─── Material shown ───

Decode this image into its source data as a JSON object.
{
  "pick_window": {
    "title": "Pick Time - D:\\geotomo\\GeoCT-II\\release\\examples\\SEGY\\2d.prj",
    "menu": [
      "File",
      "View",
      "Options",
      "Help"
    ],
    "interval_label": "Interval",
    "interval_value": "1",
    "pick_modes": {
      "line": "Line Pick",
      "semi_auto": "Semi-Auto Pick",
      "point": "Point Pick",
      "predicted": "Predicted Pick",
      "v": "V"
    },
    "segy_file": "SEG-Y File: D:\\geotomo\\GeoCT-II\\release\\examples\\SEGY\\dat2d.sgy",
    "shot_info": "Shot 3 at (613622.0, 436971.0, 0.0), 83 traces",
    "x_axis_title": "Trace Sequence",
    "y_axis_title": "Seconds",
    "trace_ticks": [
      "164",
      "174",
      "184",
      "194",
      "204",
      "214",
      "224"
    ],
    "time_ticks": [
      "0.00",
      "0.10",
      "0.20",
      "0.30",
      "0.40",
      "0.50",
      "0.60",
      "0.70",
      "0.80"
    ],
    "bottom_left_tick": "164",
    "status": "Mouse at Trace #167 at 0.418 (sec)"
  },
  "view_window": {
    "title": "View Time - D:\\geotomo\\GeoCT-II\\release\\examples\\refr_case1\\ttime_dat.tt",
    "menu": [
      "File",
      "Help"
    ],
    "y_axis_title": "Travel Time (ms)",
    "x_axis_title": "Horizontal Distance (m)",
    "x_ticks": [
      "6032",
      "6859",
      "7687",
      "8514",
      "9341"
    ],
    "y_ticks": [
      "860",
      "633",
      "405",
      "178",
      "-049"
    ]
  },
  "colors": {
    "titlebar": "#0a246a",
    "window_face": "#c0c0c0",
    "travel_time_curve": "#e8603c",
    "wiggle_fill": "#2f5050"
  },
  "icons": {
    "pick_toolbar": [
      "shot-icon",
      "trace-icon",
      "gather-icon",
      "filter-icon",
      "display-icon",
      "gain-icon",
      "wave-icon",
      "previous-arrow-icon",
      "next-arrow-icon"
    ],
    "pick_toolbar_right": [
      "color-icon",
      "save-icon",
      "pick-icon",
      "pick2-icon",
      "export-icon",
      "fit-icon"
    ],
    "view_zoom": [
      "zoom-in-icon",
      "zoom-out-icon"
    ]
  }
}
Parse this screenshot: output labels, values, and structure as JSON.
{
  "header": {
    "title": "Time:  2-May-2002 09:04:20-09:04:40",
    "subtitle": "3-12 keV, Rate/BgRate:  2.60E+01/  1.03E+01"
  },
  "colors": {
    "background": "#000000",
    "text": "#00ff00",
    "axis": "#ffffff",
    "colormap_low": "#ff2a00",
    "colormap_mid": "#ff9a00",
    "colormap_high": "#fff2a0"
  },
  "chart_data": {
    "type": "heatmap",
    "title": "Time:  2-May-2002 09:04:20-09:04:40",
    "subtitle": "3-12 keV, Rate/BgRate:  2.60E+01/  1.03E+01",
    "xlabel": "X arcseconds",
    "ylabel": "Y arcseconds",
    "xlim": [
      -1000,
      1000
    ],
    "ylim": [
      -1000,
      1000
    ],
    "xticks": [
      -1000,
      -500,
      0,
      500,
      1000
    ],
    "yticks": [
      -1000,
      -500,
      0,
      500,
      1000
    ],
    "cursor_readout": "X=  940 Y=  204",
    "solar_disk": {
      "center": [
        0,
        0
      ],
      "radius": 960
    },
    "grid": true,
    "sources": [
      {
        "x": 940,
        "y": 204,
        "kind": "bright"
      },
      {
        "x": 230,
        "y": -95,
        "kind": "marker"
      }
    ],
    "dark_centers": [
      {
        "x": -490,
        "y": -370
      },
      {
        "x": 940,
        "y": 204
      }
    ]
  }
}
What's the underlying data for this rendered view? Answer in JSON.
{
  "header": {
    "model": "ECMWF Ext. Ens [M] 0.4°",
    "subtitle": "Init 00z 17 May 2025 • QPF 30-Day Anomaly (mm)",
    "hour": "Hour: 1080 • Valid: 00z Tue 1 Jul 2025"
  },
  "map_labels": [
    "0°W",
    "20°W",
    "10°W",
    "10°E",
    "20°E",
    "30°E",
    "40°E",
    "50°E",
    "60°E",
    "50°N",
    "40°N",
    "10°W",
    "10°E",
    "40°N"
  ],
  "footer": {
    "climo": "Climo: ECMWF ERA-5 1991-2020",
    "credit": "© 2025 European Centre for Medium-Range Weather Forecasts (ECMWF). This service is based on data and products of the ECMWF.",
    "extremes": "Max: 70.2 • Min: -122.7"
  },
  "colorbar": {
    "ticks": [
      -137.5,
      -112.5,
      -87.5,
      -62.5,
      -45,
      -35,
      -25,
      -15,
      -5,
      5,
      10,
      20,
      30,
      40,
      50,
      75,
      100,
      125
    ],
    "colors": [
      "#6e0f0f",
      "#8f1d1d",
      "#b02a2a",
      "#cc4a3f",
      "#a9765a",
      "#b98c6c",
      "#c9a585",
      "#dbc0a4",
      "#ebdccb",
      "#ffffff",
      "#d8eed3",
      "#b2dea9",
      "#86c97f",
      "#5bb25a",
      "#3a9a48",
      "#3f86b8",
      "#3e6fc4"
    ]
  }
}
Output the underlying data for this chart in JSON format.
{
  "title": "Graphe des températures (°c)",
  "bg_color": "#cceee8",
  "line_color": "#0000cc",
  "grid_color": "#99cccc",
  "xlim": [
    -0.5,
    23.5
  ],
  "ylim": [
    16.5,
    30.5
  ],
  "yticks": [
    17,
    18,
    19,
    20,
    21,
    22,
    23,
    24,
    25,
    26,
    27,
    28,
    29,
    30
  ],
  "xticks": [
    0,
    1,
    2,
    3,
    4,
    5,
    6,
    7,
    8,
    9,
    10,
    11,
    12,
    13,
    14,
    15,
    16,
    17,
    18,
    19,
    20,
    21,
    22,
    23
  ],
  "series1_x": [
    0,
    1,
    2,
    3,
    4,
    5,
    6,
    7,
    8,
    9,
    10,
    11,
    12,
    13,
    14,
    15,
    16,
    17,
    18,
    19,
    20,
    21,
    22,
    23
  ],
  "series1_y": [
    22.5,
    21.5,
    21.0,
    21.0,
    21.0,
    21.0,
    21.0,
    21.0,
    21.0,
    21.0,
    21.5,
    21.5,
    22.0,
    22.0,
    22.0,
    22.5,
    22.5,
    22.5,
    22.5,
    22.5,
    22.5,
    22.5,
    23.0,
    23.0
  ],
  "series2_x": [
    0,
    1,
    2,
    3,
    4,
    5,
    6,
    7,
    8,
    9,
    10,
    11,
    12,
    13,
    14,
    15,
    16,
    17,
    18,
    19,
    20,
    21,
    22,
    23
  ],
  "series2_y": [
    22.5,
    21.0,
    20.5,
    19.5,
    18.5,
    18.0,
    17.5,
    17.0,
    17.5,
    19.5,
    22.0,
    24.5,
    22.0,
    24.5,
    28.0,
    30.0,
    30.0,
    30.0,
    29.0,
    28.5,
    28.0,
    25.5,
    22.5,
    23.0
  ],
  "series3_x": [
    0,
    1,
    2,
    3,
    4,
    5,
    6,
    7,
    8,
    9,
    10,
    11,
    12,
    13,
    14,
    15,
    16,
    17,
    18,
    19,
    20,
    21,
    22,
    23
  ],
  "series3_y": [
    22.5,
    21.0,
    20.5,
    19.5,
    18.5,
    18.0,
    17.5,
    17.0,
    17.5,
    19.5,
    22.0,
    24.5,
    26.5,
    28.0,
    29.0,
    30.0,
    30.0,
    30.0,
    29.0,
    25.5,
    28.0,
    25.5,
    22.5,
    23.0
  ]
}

───

- Stated exercise -
Give the records above again, word for word.

- Solution to this task -
Decode this image into its source data as a JSON object.
{
  "pick_window": {
    "title": "Pick Time - D:\\geotomo\\GeoCT-II\\release\\examples\\SEGY\\2d.prj",
    "menu": [
      "File",
      "View",
      "Options",
      "Help"
    ],
    "interval_label": "Interval",
    "interval_value": "1",
    "pick_modes": {
      "line": "Line Pick",
      "semi_auto": "Semi-Auto Pick",
      "point": "Point Pick",
      "predicted": "Predicted Pick",
      "v": "V"
    },
    "segy_file": "SEG-Y File: D:\\geotomo\\GeoCT-II\\release\\examples\\SEGY\\dat2d.sgy",
    "shot_info": "Shot 3 at (613622.0, 436971.0, 0.0), 83 traces",
    "x_axis_title": "Trace Sequence",
    "y_axis_title": "Seconds",
    "trace_ticks": [
      "164",
      "174",
      "184",
      "194",
      "204",
      "214",
      "224"
    ],
    "time_ticks": [
      "0.00",
      "0.10",
      "0.20",
      "0.30",
      "0.40",
      "0.50",
      "0.60",
      "0.70",
      "0.80"
    ],
    "bottom_left_tick": "164",
    "status": "Mouse at Trace #167 at 0.418 (sec)"
  },
  "view_window": {
    "title": "View Time - D:\\geotomo\\GeoCT-II\\release\\examples\\refr_case1\\ttime_dat.tt",
    "menu": [
      "File",
      "Help"
    ],
    "y_axis_title": "Travel Time (ms)",
    "x_axis_title": "Horizontal Distance (m)",
    "x_ticks": [
      "6032",
      "6859",
      "7687",
      "8514",
      "9341"
    ],
    "y_ticks": [
      "860",
      "633",
      "405",
      "178",
      "-049"
    ]
  },
  "colors": {
    "titlebar": "#0a246a",
    "window_face": "#c0c0c0",
    "travel_time_curve": "#e8603c",
    "wiggle_fill": "#2f5050"
  },
  "icons": {
    "pick_toolbar": [
      "shot-icon",
      "trace-icon",
      "gather-icon",
      "filter-icon",
      "display-icon",
      "gain-icon",
      "wave-icon",
      "previous-arrow-icon",
      "next-arrow-icon"
    ],
    "pick_toolbar_right": [
      "color-icon",
      "save-icon",
      "pick-icon",
      "pick2-icon",
      "export-icon",
      "fit-icon"
    ],
    "view_zoom": [
      "zoom-in-icon",
      "zoom-out-icon"
    ]
  }
}
Parse this screenshot: output labels, values, and structure as JSON.
{
  "header": {
    "title": "Time:  2-May-2002 09:04:20-09:04:40",
    "subtitle": "3-12 keV, Rate/BgRate:  2.60E+01/  1.03E+01"
  },
  "colors": {
    "background": "#000000",
    "text": "#00ff00",
    "axis": "#ffffff",
    "colormap_low": "#ff2a00",
    "colormap_mid": "#ff9a00",
    "colormap_high": "#fff2a0"
  },
  "chart_data": {
    "type": "heatmap",
    "title": "Time:  2-May-2002 09:04:20-09:04:40",
    "subtitle": "3-12 keV, Rate/BgRate:  2.60E+01/  1.03E+01",
    "xlabel": "X arcseconds",
    "ylabel": "Y arcseconds",
    "xlim": [
      -1000,
      1000
    ],
    "ylim": [
      -1000,
      1000
    ],
    "xticks": [
      -1000,
      -500,
      0,
      500,
      1000
    ],
    "yticks": [
      -1000,
      -500,
      0,
      500,
      1000
    ],
    "cursor_readout": "X=  940 Y=  204",
    "solar_disk": {
      "center": [
        0,
        0
      ],
      "radius": 960
    },
    "grid": true,
    "sources": [
      {
        "x": 940,
        "y": 204,
        "kind": "bright"
      },
      {
        "x": 230,
        "y": -95,
        "kind": "marker"
      }
    ],
    "dark_centers": [
      {
        "x": -490,
        "y": -370
      },
      {
        "x": 940,
        "y": 204
      }
    ]
  }
}
What's the underlying data for this rendered view? Answer in JSON.
{
  "header": {
    "model": "ECMWF Ext. Ens [M] 0.4°",
    "subtitle": "Init 00z 17 May 2025 • QPF 30-Day Anomaly (mm)",
    "hour": "Hour: 1080 • Valid: 00z Tue 1 Jul 2025"
  },
  "map_labels": [
    "0°W",
    "20°W",
    "10°W",
    "10°E",
    "20°E",
    "30°E",
    "40°E",
    "50°E",
    "60°E",
    "50°N",
    "40°N",
    "10°W",
    "10°E",
    "40°N"
  ],
  "footer": {
    "climo": "Climo: ECMWF ERA-5 1991-2020",
    "credit": "© 2025 European Centre for Medium-Range Weather Forecasts (ECMWF). This service is based on data and products of the ECMWF.",
    "extremes": "Max: 70.2 • Min: -122.7"
  },
  "colorbar": {
    "ticks": [
      -137.5,
      -112.5,
      -87.5,
      -62.5,
      -45,
      -35,
      -25,
      -15,
      -5,
      5,
      10,
      20,
      30,
      40,
      50,
      75,
      100,
      125
    ],
    "colors": [
      "#6e0f0f",
      "#8f1d1d",
      "#b02a2a",
      "#cc4a3f",
      "#a9765a",
      "#b98c6c",
      "#c9a585",
      "#dbc0a4",
      "#ebdccb",
      "#ffffff",
      "#d8eed3",
      "#b2dea9",
      "#86c97f",
      "#5bb25a",
      "#3a9a48",
      "#3f86b8",
      "#3e6fc4"
    ]
  }
}
Output the underlying data for this chart in JSON format.
{
  "title": "Graphe des températures (°c)",
  "bg_color": "#cceee8",
  "line_color": "#0000cc",
  "grid_color": "#99cccc",
  "xlim": [
    -0.5,
    23.5
  ],
  "ylim": [
    16.5,
    30.5
  ],
  "yticks": [
    17,
    18,
    19,
    20,
    21,
    22,
    23,
    24,
    25,
    26,
    27,
    28,
    29,
    30
  ],
  "xticks": [
    0,
    1,
    2,
    3,
    4,
    5,
    6,
    7,
    8,
    9,
    10,
    11,
    12,
    13,
    14,
    15,
    16,
    17,
    18,
    19,
    20,
    21,
    22,
    23
  ],
  "series1_x": [
    0,
    1,
    2,
    3,
    4,
    5,
    6,
    7,
    8,
    9,
    10,
    11,
    12,
    13,
    14,
    15,
    16,
    17,
    18,
    19,
    20,
    21,
    22,
    23
  ],
  "series1_y": [
    22.5,
    21.5,
    21.0,
    21.0,
    21.0,
    21.0,
    21.0,
    21.0,
    21.0,
    21.0,
    21.5,
    21.5,
    22.0,
    22.0,
    22.0,
    22.5,
    22.5,
    22.5,
    22.5,
    22.5,
    22.5,
    22.5,
    23.0,
    23.0
  ],
  "series2_x": [
    0,
    1,
    2,
    3,
    4,
    5,
    6,
    7,
    8,
    9,
    10,
    11,
    12,
    13,
    14,
    15,
    16,
    17,
    18,
    19,
    20,
    21,
    22,
    23
  ],
  "series2_y": [
    22.5,
    21.0,
    20.5,
    19.5,
    18.5,
    18.0,
    17.5,
    17.0,
    17.5,
    19.5,
    22.0,
    24.5,
    22.0,
    24.5,
    28.0,
    30.0,
    30.0,
    30.0,
    29.0,
    28.5,
    28.0,
    25.5,
    22.5,
    23.0
  ],
  "series3_x": [
    0,
    1,
    2,
    3,
    4,
    5,
    6,
    7,
    8,
    9,
    10,
    11,
    12,
    13,
    14,
    15,
    16,
    17,
    18,
    19,
    20,
    21,
    22,
    23
  ],
  "series3_y": [
    22.5,
    21.0,
    20.5,
    19.5,
    18.5,
    18.0,
    17.5,
    17.0,
    17.5,
    19.5,
    22.0,
    24.5,
    26.5,
    28.0,
    29.0,
    30.0,
    30.0,
    30.0,
    29.0,
    25.5,
    28.0,
    25.5,
    22.5,
    23.0
  ]
}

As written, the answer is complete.